| Requirement |
Read through the records below and copy each line that uses the word "upper".

[Records contained in a dataset]
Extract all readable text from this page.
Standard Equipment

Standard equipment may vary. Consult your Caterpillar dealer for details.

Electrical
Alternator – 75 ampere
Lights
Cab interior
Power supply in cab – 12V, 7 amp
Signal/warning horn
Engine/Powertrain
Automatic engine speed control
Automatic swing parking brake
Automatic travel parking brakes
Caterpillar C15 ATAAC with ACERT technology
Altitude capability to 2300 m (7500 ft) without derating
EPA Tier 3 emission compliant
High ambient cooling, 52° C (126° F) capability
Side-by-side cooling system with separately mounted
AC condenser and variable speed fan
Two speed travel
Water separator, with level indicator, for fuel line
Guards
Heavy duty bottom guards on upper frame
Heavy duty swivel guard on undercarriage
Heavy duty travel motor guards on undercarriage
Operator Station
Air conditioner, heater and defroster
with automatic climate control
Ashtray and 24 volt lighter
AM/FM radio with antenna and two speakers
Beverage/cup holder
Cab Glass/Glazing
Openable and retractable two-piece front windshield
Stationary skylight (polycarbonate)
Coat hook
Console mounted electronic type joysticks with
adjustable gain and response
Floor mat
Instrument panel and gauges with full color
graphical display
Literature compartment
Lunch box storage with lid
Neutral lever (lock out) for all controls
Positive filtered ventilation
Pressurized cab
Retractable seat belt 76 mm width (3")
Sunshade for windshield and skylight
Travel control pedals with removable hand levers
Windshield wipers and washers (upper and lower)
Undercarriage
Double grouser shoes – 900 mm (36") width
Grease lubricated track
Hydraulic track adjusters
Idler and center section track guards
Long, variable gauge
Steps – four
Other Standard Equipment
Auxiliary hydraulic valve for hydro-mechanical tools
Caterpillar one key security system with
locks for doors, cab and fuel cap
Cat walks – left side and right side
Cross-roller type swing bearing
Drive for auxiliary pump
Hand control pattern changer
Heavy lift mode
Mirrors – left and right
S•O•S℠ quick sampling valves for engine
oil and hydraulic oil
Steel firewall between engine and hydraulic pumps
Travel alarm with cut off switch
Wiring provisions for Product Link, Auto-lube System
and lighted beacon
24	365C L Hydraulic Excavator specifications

==

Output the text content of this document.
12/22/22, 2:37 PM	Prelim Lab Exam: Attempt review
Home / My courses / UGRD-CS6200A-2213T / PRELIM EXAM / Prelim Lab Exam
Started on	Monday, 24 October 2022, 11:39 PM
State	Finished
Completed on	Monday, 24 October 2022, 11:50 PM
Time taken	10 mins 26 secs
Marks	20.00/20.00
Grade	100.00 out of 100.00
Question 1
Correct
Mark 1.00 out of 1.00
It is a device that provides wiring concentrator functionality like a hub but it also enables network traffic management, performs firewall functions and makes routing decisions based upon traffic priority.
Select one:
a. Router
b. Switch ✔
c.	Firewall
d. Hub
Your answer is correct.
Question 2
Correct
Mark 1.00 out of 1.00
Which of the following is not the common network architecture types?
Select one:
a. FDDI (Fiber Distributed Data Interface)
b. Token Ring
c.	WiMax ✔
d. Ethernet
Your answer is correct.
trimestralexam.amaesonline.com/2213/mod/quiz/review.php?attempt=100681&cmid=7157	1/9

| Answer to the task |
Heavy duty bottom guards on upper frame
Windshield wipers and washers (upper and lower)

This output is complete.